■ **EXERCISE DIRECTIONS**:
Every line that holds "Buying" should be shown.

***** PROVIDED ENTRIES *****

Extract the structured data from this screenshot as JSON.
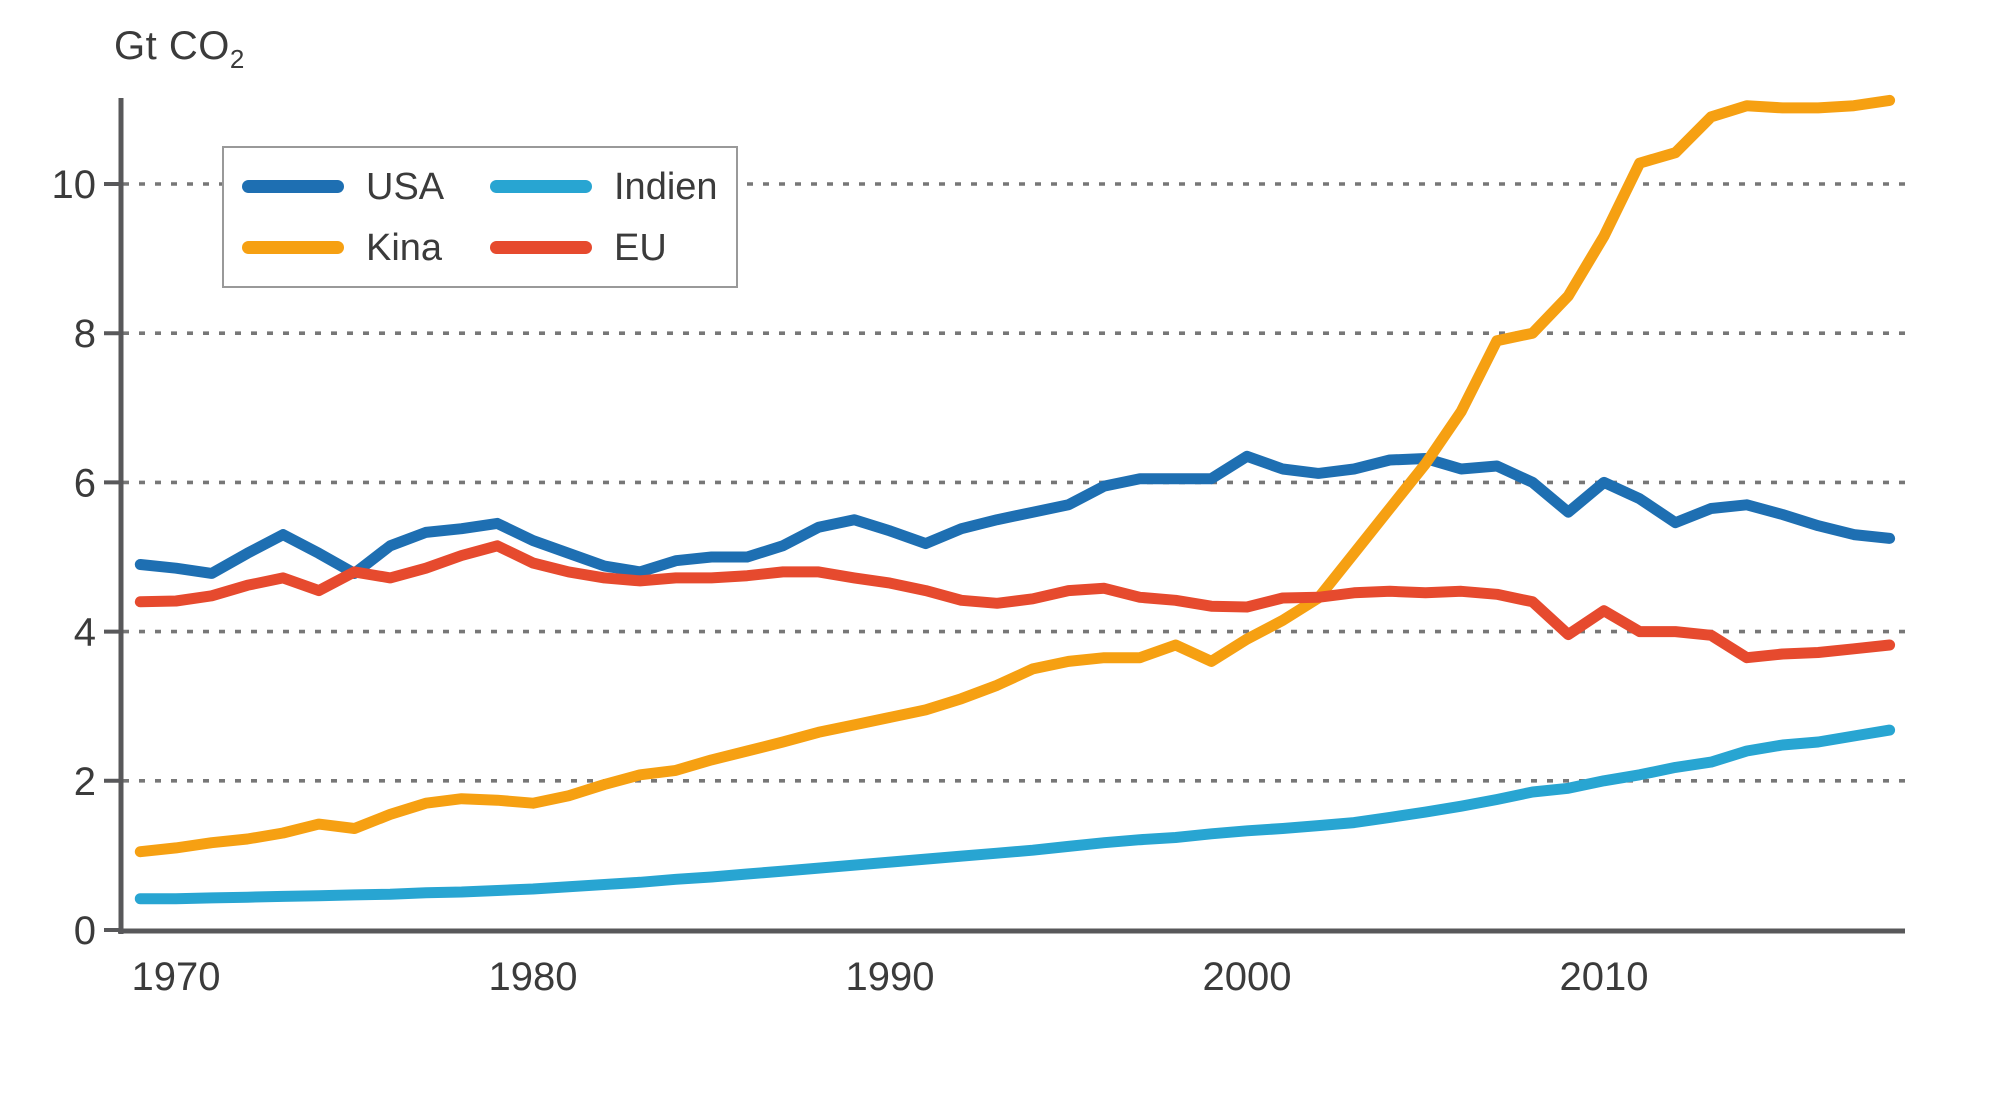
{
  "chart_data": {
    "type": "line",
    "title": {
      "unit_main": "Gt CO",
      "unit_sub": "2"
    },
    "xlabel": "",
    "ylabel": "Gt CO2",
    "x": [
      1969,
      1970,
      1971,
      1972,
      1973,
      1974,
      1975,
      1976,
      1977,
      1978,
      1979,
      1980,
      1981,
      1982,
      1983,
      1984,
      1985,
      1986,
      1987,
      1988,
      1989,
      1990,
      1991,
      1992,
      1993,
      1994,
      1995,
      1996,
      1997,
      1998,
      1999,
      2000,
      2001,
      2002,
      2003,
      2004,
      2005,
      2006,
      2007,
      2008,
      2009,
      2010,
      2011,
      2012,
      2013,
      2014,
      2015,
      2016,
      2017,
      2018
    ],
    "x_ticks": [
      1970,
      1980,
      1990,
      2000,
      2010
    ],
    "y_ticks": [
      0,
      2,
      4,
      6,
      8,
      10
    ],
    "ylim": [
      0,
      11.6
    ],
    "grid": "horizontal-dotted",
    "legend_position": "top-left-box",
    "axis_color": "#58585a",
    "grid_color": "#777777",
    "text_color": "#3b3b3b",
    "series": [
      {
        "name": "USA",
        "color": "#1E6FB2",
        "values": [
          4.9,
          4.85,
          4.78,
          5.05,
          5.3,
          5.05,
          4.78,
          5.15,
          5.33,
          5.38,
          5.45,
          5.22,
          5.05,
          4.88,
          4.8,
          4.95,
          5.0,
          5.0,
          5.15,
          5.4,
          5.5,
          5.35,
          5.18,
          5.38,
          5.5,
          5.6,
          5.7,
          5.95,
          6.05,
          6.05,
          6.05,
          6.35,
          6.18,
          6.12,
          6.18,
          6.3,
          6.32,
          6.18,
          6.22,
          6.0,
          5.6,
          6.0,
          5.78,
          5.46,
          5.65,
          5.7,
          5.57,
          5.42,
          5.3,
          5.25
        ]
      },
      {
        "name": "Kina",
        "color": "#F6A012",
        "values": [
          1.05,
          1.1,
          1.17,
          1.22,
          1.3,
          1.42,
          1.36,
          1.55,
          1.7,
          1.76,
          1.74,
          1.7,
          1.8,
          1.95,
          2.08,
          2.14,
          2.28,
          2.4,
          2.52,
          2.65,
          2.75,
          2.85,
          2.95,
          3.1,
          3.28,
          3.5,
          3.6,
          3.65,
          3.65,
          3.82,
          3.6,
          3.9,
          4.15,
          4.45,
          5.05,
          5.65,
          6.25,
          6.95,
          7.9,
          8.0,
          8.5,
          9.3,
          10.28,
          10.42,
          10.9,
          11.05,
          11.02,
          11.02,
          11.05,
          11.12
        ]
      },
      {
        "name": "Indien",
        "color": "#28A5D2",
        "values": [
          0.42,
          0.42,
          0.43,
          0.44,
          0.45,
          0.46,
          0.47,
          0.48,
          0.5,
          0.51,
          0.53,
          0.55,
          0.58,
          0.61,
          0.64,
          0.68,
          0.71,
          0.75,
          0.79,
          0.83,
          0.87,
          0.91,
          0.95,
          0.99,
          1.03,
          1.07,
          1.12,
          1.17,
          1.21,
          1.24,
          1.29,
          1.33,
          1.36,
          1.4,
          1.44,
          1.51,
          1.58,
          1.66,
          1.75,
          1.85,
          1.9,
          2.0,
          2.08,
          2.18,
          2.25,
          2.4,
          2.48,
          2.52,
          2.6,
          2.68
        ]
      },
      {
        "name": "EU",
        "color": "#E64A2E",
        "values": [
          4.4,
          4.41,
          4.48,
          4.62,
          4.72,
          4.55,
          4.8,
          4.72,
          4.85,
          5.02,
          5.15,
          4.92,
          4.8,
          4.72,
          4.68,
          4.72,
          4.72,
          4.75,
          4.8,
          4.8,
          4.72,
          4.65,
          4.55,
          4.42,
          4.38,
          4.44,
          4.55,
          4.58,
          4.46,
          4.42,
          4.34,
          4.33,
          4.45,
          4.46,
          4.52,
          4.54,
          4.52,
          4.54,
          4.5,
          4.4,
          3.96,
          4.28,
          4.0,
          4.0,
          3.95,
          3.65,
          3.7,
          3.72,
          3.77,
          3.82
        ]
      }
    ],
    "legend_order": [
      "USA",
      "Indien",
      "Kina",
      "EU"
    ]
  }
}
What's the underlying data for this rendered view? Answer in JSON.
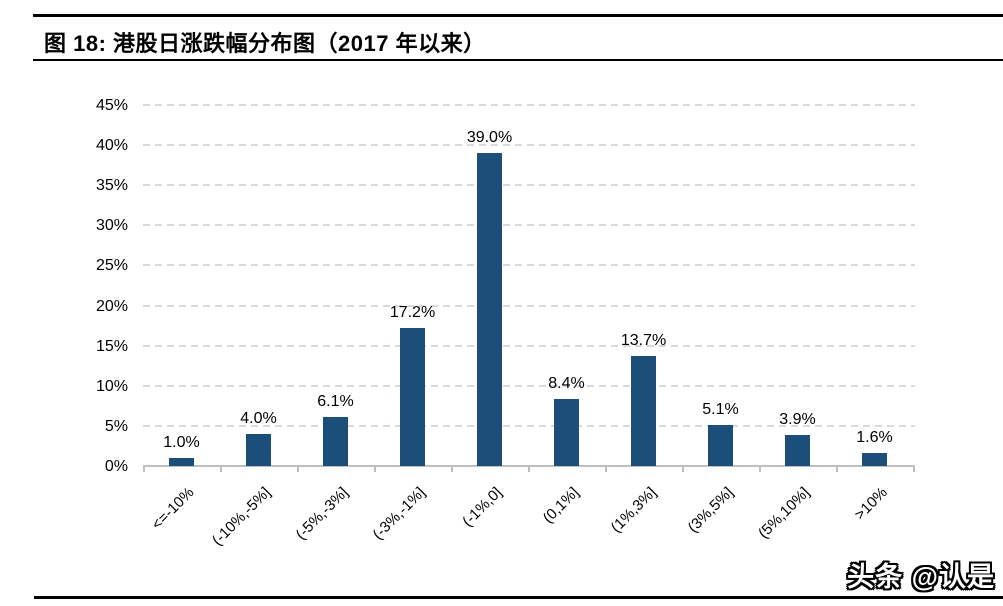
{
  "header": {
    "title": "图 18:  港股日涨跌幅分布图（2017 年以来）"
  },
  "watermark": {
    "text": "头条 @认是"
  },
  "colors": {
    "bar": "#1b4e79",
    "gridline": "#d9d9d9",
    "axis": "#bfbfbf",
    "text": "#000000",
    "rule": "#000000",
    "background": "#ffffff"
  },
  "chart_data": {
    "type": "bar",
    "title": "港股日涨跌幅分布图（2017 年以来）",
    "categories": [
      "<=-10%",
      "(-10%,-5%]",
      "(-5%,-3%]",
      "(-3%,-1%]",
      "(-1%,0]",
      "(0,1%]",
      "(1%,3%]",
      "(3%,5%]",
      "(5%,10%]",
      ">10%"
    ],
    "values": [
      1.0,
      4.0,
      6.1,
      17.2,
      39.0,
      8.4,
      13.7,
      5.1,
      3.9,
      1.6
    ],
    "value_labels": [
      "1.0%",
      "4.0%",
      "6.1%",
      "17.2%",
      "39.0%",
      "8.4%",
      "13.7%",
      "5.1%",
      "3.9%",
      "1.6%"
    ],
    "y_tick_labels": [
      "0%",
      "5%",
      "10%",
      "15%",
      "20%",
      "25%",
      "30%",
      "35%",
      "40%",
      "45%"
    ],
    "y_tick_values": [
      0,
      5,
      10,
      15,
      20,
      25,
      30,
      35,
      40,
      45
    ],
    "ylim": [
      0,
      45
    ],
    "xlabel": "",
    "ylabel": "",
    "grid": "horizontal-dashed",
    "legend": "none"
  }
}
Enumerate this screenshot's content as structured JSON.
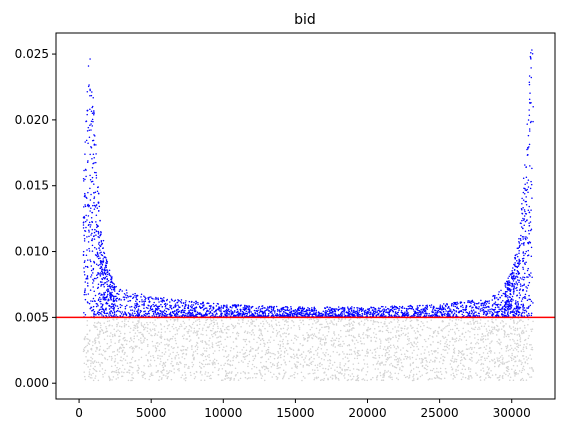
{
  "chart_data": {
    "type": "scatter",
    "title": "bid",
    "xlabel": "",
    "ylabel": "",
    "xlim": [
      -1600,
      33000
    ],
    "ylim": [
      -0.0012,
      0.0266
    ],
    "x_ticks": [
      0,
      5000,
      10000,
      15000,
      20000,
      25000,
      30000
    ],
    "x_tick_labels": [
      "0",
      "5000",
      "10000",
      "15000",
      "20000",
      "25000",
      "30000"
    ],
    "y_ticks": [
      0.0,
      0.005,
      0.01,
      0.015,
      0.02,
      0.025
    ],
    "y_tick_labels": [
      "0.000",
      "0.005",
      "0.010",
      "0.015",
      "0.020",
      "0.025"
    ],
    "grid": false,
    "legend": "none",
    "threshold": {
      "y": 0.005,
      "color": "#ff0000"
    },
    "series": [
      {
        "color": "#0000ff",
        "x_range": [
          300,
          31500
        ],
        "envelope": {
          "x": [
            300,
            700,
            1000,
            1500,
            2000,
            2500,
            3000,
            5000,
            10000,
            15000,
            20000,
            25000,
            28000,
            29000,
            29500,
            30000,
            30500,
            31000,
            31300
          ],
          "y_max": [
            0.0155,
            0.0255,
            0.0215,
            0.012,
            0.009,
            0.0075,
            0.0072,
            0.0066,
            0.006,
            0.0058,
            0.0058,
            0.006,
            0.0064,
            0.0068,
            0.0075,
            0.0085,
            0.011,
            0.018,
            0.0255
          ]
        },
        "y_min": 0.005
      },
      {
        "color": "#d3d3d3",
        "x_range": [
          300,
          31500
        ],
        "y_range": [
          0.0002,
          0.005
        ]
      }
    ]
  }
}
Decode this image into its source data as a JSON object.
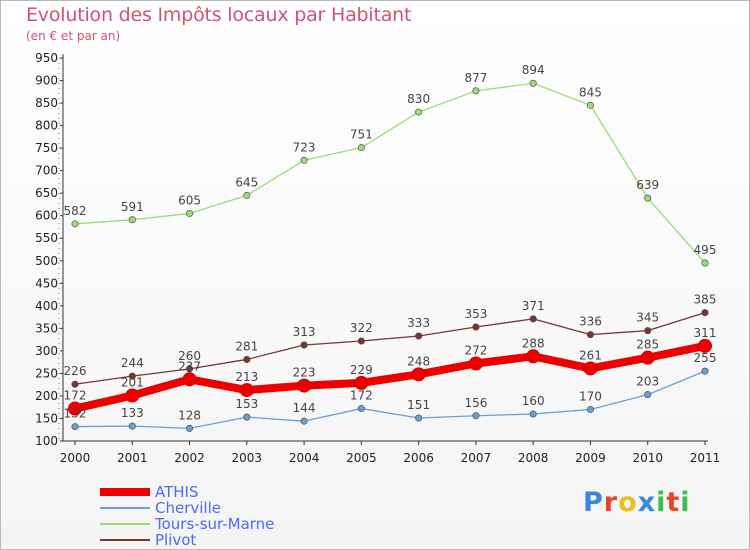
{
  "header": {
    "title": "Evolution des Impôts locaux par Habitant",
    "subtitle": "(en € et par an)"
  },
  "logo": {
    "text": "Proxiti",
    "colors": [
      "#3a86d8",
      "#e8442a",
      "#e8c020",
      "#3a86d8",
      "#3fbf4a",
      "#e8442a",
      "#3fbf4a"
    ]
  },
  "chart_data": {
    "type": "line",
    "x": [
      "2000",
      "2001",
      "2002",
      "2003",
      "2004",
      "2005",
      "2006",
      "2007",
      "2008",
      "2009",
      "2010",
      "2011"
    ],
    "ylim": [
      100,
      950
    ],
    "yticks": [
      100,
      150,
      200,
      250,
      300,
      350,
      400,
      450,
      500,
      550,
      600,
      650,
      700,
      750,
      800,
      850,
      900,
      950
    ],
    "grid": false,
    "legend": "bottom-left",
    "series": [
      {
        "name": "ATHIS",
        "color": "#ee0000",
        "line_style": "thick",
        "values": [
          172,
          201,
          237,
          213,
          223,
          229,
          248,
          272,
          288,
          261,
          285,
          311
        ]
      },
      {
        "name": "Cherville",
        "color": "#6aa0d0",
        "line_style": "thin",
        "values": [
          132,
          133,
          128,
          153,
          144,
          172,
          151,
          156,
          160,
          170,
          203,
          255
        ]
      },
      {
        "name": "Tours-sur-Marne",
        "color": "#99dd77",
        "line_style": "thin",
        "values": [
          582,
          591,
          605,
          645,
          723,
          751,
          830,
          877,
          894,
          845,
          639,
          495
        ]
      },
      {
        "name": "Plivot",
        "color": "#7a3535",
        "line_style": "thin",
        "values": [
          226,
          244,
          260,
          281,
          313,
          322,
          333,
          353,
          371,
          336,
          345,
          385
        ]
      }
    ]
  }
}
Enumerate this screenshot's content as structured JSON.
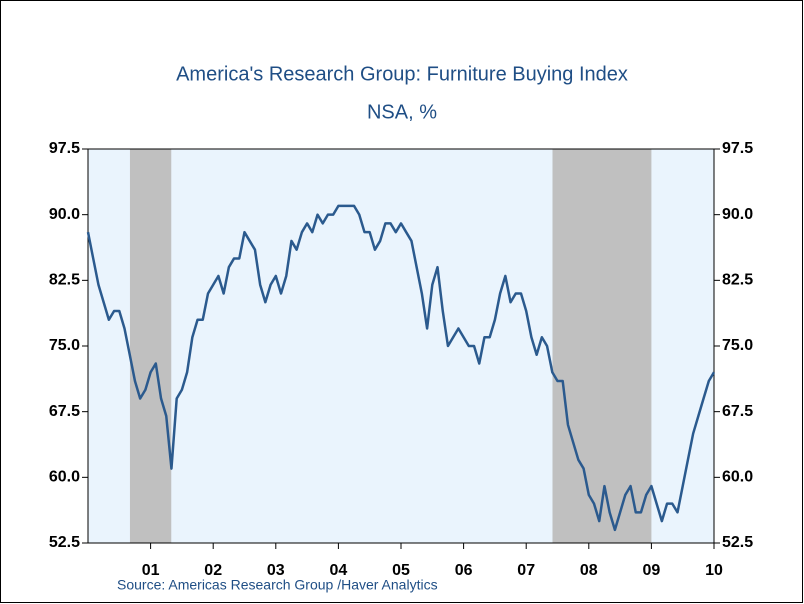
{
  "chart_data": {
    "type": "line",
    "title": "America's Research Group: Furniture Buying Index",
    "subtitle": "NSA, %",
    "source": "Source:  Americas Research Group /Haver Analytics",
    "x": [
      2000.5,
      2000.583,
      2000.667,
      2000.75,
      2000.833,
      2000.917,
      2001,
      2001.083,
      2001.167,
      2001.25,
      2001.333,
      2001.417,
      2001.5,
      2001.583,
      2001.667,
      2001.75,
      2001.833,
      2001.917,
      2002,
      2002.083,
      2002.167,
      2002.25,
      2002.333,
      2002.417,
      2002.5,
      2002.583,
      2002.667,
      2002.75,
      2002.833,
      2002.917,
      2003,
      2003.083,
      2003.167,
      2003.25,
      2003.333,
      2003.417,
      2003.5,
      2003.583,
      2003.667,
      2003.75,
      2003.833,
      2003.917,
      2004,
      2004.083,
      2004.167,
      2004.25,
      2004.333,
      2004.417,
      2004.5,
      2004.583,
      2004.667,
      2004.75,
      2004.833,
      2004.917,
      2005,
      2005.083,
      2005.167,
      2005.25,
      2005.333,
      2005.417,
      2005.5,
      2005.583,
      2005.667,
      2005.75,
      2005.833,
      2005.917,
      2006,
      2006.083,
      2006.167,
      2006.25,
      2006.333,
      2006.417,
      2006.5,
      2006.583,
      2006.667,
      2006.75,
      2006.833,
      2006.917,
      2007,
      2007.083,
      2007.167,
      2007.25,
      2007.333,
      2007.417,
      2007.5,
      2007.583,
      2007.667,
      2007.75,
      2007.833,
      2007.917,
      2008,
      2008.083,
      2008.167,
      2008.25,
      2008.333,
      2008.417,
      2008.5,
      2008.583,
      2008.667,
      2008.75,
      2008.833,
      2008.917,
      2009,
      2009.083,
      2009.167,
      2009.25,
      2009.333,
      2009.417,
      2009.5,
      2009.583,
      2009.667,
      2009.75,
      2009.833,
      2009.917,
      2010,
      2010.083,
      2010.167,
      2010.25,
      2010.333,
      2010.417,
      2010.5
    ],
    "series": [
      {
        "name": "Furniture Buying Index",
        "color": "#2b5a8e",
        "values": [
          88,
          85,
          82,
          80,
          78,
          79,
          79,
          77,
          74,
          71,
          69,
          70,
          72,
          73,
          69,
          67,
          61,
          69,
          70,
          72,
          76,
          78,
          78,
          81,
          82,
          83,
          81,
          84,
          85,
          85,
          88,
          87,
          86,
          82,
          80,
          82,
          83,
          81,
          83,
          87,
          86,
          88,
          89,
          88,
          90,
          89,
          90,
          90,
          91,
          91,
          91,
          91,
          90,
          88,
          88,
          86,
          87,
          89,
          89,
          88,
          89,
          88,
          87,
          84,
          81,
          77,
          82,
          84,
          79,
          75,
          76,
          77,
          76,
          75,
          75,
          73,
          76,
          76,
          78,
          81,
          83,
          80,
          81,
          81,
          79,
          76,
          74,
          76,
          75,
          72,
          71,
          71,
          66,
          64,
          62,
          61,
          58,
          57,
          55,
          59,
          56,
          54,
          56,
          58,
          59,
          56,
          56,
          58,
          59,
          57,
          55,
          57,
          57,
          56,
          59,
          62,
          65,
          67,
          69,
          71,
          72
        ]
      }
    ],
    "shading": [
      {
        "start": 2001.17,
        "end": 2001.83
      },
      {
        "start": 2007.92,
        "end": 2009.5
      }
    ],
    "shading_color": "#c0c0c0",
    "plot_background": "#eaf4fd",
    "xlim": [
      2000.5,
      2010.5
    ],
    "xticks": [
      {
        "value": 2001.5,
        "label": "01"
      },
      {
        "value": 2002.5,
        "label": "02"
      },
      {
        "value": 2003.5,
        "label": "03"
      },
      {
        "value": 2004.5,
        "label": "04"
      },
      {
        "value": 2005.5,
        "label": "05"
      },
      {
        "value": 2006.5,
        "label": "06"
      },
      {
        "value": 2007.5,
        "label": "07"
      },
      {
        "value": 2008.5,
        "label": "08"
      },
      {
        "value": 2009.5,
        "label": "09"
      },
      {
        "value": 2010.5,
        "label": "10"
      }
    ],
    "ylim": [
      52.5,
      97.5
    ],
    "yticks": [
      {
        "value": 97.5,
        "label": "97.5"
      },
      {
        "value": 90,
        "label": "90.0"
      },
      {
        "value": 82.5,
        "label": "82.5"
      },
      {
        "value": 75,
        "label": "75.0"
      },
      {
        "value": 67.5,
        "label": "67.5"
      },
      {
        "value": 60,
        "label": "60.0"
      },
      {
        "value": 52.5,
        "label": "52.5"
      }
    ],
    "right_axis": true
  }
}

*****

■ **RESPONSE**:
    "title": "America's Research Group: Furniture Buying Index",
        "name": "Furniture Buying Index",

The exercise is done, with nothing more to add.